• **Task input**
○ ○ ○ ○ ○
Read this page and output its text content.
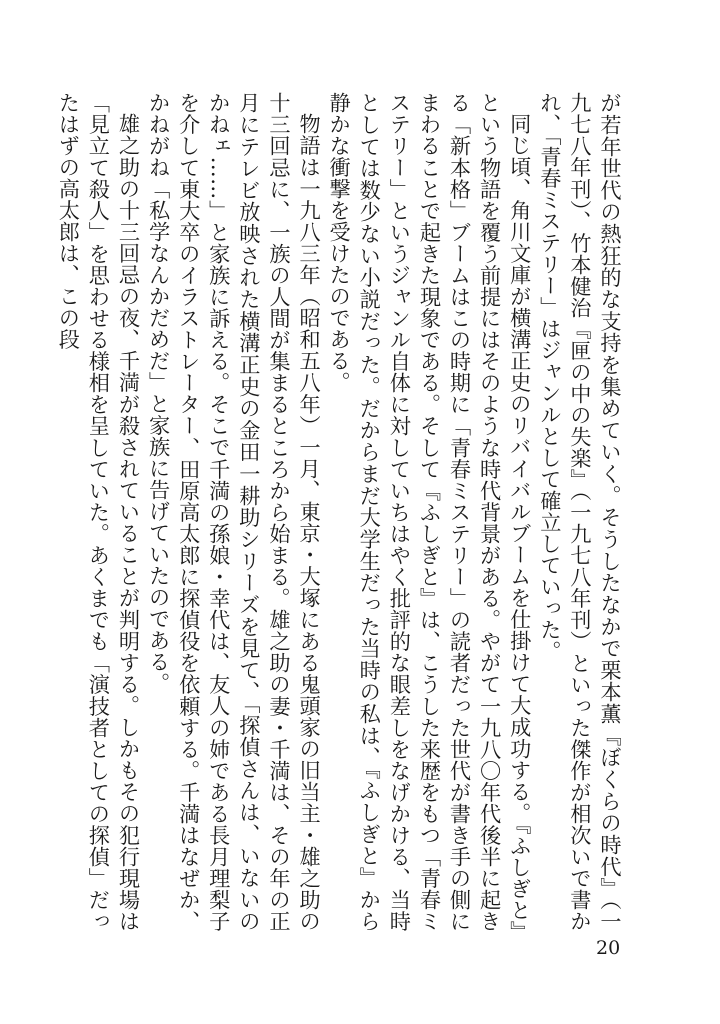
が若年世代の熱狂的な支持を集めていく。そうしたなかで栗本薫『ぼくらの時代』（一九七八年刊）、竹本健治『匣の中の失楽』（一九七八年刊）といった傑作が相次いで書かれ、「青春ミステリー」はジャンルとして確立していった。

同じ頃、角川文庫が横溝正史のリバイバルブームを仕掛けて大成功する。『ふしぎと』という物語を覆う前提にはそのような時代背景がある。やがて一九八〇年代後半に起きる「新本格」ブームはこの時期に「青春ミステリー」の読者だった世代が書き手の側にまわることで起きた現象である。そして『ふしぎと』は、こうした来歴をもつ「青春ミステリー」というジャンル自体に対していちはやく批評的な眼差しをなげかける、当時としては数少ない小説だった。だからまだ大学生だった当時の私は、『ふしぎと』から静かな衝撃を受けたのである。

物語は一九八三年（昭和五八年）一月、東京・大塚にある鬼頭家の旧当主・雄之助の十三回忌に、一族の人間が集まるところから始まる。雄之助の妻・千満は、その年の正月にテレビ放映された横溝正史の金田一耕助シリーズを見て、「探偵さんは、いないのかねェ……」と家族に訴える。そこで千満の孫娘・幸代は、友人の姉である長月理梨子を介して東大卒のイラストレーター、田原高太郎に探偵役を依頼する。千満はなぜか、かねがね「私学なんかだめだ」と家族に告げていたのである。

雄之助の十三回忌の夜、千満が殺されていることが判明する。しかもその犯行現場は「見立て殺人」を思わせる様相を呈していた。あくまでも「演技者としての探偵」だったはずの高太郎は、この段

20
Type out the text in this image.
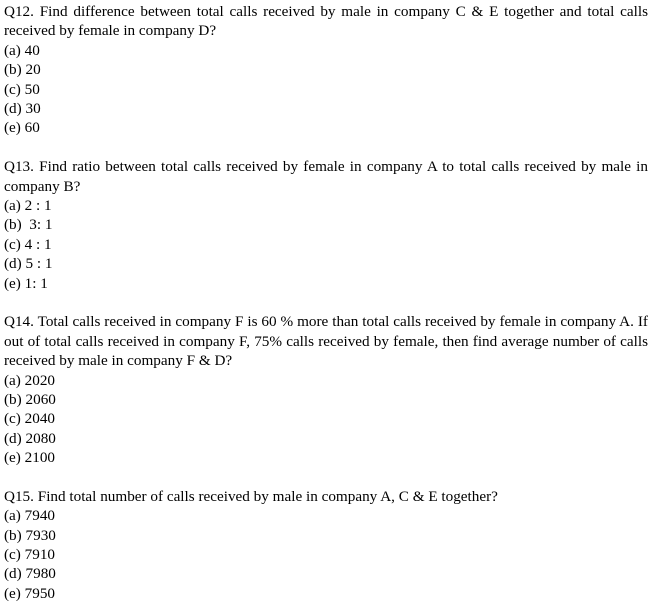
Q12. Find difference between total calls received by male in company C & E together and total calls received by female in company D?

(a) 40
(b) 20
(c) 50
(d) 30
(e) 60

Q13. Find ratio between total calls received by female in company A to total calls received by male in company B?

(a) 2 : 1
(b)  3: 1
(c) 4 : 1
(d) 5 : 1
(e) 1: 1

Q14. Total calls received in company F is 60 % more than total calls received by female in company A. If out of total calls received in company F, 75% calls received by female, then find average number of calls received by male in company F & D?

(a) 2020
(b) 2060
(c) 2040
(d) 2080
(e) 2100

Q15. Find total number of calls received by male in company A, C & E together?

(a) 7940
(b) 7930
(c) 7910
(d) 7980
(e) 7950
○ ○ ○ ○ ○
• **Exercise objective**
Transcribe the records above exactly, omitting every picture they contain.

• **Task solution**
Read this page and output its text content.
が若年世代の熱狂的な支持を集めていく。そうしたなかで栗本薫『ぼくらの時代』（一九七八年刊）、竹本健治『匣の中の失楽』（一九七八年刊）といった傑作が相次いで書かれ、「青春ミステリー」はジャンルとして確立していった。

同じ頃、角川文庫が横溝正史のリバイバルブームを仕掛けて大成功する。『ふしぎと』という物語を覆う前提にはそのような時代背景がある。やがて一九八〇年代後半に起きる「新本格」ブームはこの時期に「青春ミステリー」の読者だった世代が書き手の側にまわることで起きた現象である。そして『ふしぎと』は、こうした来歴をもつ「青春ミステリー」というジャンル自体に対していちはやく批評的な眼差しをなげかける、当時としては数少ない小説だった。だからまだ大学生だった当時の私は、『ふしぎと』から静かな衝撃を受けたのである。

物語は一九八三年（昭和五八年）一月、東京・大塚にある鬼頭家の旧当主・雄之助の十三回忌に、一族の人間が集まるところから始まる。雄之助の妻・千満は、その年の正月にテレビ放映された横溝正史の金田一耕助シリーズを見て、「探偵さんは、いないのかねェ……」と家族に訴える。そこで千満の孫娘・幸代は、友人の姉である長月理梨子を介して東大卒のイラストレーター、田原高太郎に探偵役を依頼する。千満はなぜか、かねがね「私学なんかだめだ」と家族に告げていたのである。

雄之助の十三回忌の夜、千満が殺されていることが判明する。しかもその犯行現場は「見立て殺人」を思わせる様相を呈していた。あくまでも「演技者としての探偵」だったはずの高太郎は、この段

20
Type out the text in this image.
Q12. Find difference between total calls received by male in company C & E together and total calls received by female in company D?

(a) 40
(b) 20
(c) 50
(d) 30
(e) 60

Q13. Find ratio between total calls received by female in company A to total calls received by male in company B?

(a) 2 : 1
(b)  3: 1
(c) 4 : 1
(d) 5 : 1
(e) 1: 1

Q14. Total calls received in company F is 60 % more than total calls received by female in company A. If out of total calls received in company F, 75% calls received by female, then find average number of calls received by male in company F & D?

(a) 2020
(b) 2060
(c) 2040
(d) 2080
(e) 2100

Q15. Find total number of calls received by male in company A, C & E together?

(a) 7940
(b) 7930
(c) 7910
(d) 7980
(e) 7950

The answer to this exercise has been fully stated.